▶ [INFORMATION PROVIDED]:
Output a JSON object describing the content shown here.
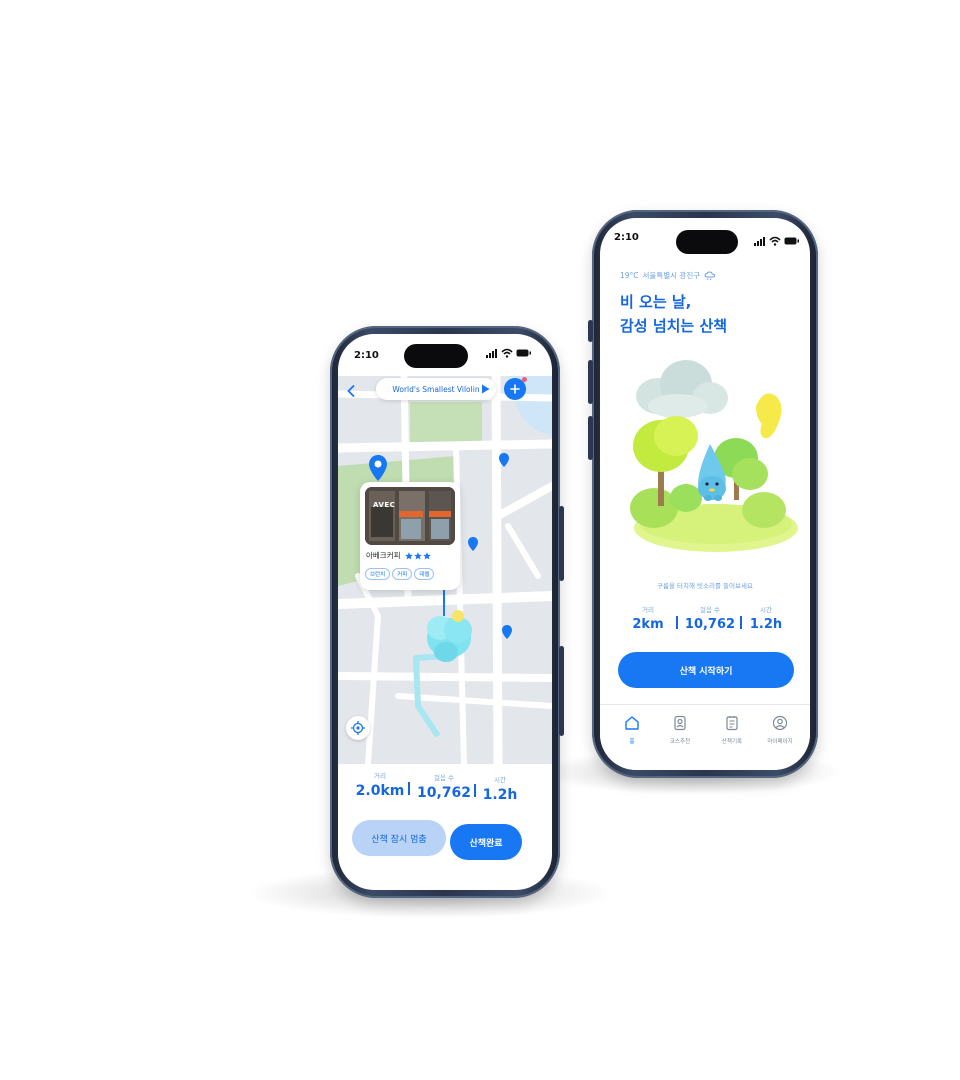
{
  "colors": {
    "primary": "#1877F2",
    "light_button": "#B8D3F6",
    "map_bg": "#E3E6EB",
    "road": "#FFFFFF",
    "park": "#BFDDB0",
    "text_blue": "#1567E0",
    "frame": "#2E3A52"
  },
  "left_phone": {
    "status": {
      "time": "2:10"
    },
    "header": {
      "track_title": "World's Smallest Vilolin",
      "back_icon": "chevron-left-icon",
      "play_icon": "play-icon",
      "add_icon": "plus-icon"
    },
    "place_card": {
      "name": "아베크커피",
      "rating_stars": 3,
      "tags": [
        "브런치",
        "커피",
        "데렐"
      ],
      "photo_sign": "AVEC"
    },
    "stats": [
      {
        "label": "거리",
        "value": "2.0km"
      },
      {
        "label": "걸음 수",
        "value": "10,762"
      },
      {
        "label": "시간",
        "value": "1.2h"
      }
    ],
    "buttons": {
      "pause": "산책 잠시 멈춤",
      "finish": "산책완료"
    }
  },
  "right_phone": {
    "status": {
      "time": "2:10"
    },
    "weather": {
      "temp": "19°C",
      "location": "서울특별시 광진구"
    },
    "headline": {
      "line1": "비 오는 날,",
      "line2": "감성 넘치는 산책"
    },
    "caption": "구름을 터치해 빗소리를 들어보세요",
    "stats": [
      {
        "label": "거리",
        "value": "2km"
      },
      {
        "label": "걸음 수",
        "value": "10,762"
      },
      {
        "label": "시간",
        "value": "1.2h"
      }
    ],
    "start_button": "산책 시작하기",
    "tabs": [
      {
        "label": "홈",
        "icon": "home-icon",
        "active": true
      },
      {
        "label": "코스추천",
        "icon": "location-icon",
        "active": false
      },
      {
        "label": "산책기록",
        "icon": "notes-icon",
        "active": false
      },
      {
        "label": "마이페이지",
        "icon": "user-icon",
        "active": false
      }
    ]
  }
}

▶ [BRIEF]: Each line in the data that holds the string "location" should be found and copied.

▶ [RESPONSE TO THIS TASK]:
      "location": "서울특별시 광진구"
        "icon": "location-icon",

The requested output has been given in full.